--- Start ---

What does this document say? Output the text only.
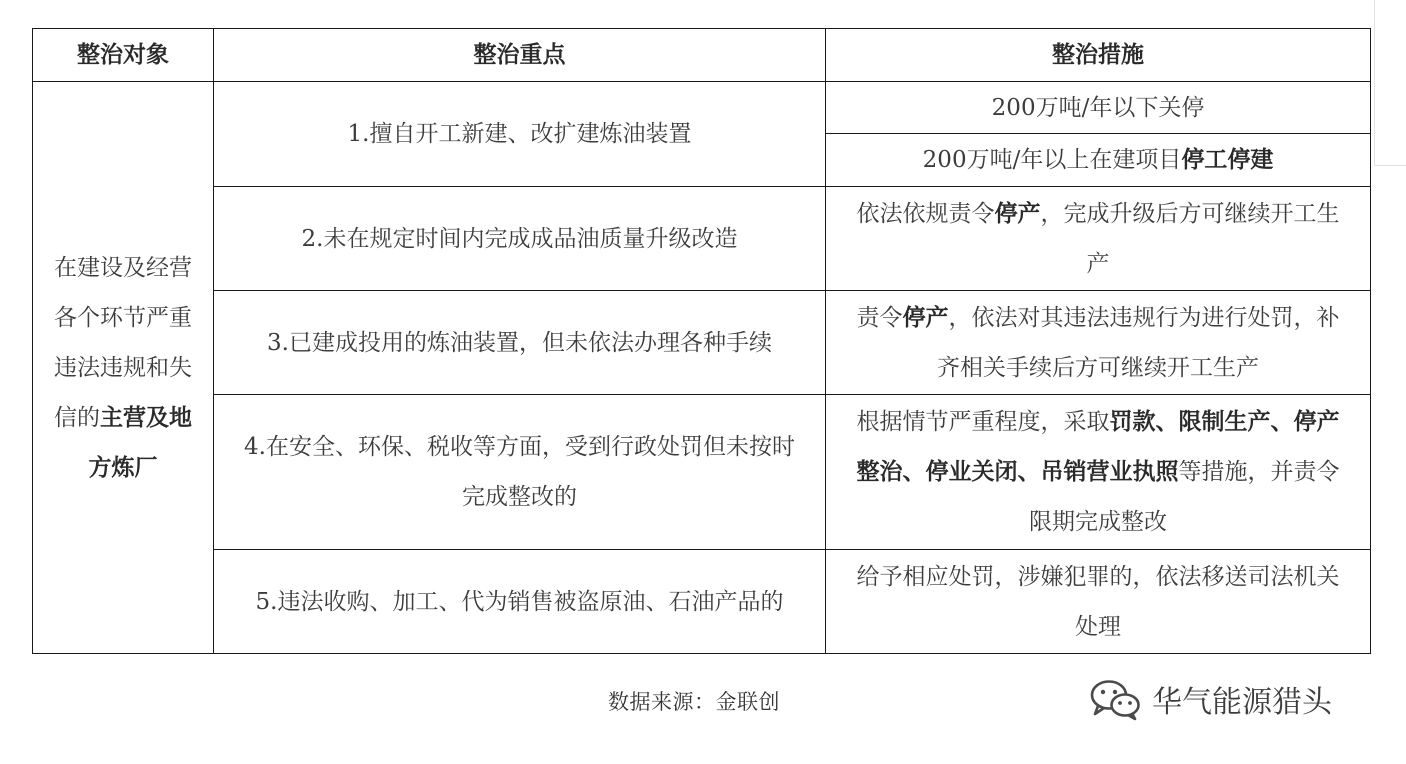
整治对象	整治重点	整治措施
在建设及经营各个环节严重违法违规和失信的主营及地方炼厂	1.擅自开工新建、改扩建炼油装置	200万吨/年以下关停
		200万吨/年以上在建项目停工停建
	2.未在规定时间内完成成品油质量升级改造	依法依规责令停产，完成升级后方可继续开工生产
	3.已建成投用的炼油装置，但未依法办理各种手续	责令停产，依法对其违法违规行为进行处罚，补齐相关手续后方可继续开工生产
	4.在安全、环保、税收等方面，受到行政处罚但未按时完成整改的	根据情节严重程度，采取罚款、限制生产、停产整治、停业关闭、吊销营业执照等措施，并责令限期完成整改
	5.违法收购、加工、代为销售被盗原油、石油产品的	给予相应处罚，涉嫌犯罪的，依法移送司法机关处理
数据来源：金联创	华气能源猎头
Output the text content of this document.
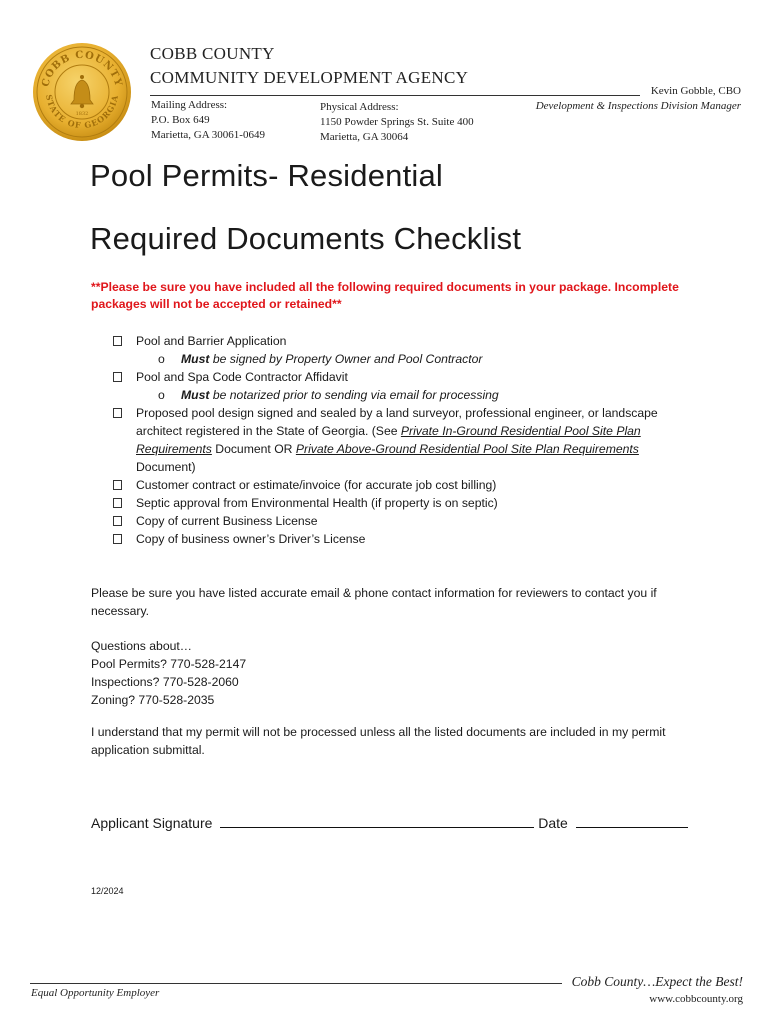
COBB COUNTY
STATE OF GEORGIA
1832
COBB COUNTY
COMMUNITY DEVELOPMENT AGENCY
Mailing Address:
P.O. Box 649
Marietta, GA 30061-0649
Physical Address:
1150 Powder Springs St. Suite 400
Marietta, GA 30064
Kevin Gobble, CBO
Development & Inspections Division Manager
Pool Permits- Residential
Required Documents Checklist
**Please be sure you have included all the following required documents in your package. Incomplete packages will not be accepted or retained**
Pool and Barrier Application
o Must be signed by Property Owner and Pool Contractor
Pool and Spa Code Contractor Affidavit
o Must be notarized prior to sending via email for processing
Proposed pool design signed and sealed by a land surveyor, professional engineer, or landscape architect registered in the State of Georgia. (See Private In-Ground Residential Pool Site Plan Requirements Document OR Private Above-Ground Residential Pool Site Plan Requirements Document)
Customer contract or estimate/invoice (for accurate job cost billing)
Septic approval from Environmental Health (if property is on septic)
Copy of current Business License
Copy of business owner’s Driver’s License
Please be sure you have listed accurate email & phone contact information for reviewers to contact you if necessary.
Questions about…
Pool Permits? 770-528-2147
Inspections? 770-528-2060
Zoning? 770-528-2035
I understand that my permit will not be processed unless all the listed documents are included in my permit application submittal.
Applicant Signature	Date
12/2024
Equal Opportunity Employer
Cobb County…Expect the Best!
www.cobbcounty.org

--- End ---

Brief:
Each line of the data should be quoted exactly, with pictures left out.

Full answer:
What does this document say? Output the text only.
整治对象	整治重点	整治措施
在建设及经营各个环节严重违法违规和失信的主营及地方炼厂	1.擅自开工新建、改扩建炼油装置	200万吨/年以下关停
		200万吨/年以上在建项目停工停建
	2.未在规定时间内完成成品油质量升级改造	依法依规责令停产，完成升级后方可继续开工生产
	3.已建成投用的炼油装置，但未依法办理各种手续	责令停产，依法对其违法违规行为进行处罚，补齐相关手续后方可继续开工生产
	4.在安全、环保、税收等方面，受到行政处罚但未按时完成整改的	根据情节严重程度，采取罚款、限制生产、停产整治、停业关闭、吊销营业执照等措施，并责令限期完成整改
	5.违法收购、加工、代为销售被盗原油、石油产品的	给予相应处罚，涉嫌犯罪的，依法移送司法机关处理
数据来源：金联创	华气能源猎头
Output the text content of this document.
COBB COUNTY
STATE OF GEORGIA
1832
COBB COUNTY
COMMUNITY DEVELOPMENT AGENCY
Mailing Address:
P.O. Box 649
Marietta, GA 30061-0649
Physical Address:
1150 Powder Springs St. Suite 400
Marietta, GA 30064
Kevin Gobble, CBO
Development & Inspections Division Manager
Pool Permits- Residential
Required Documents Checklist
**Please be sure you have included all the following required documents in your package. Incomplete packages will not be accepted or retained**
Pool and Barrier Application
o Must be signed by Property Owner and Pool Contractor
Pool and Spa Code Contractor Affidavit
o Must be notarized prior to sending via email for processing
Proposed pool design signed and sealed by a land surveyor, professional engineer, or landscape architect registered in the State of Georgia. (See Private In-Ground Residential Pool Site Plan Requirements Document OR Private Above-Ground Residential Pool Site Plan Requirements Document)
Customer contract or estimate/invoice (for accurate job cost billing)
Septic approval from Environmental Health (if property is on septic)
Copy of current Business License
Copy of business owner’s Driver’s License
Please be sure you have listed accurate email & phone contact information for reviewers to contact you if necessary.
Questions about…
Pool Permits? 770-528-2147
Inspections? 770-528-2060
Zoning? 770-528-2035
I understand that my permit will not be processed unless all the listed documents are included in my permit application submittal.
Applicant Signature	Date
12/2024
Equal Opportunity Employer
Cobb County…Expect the Best!
www.cobbcounty.org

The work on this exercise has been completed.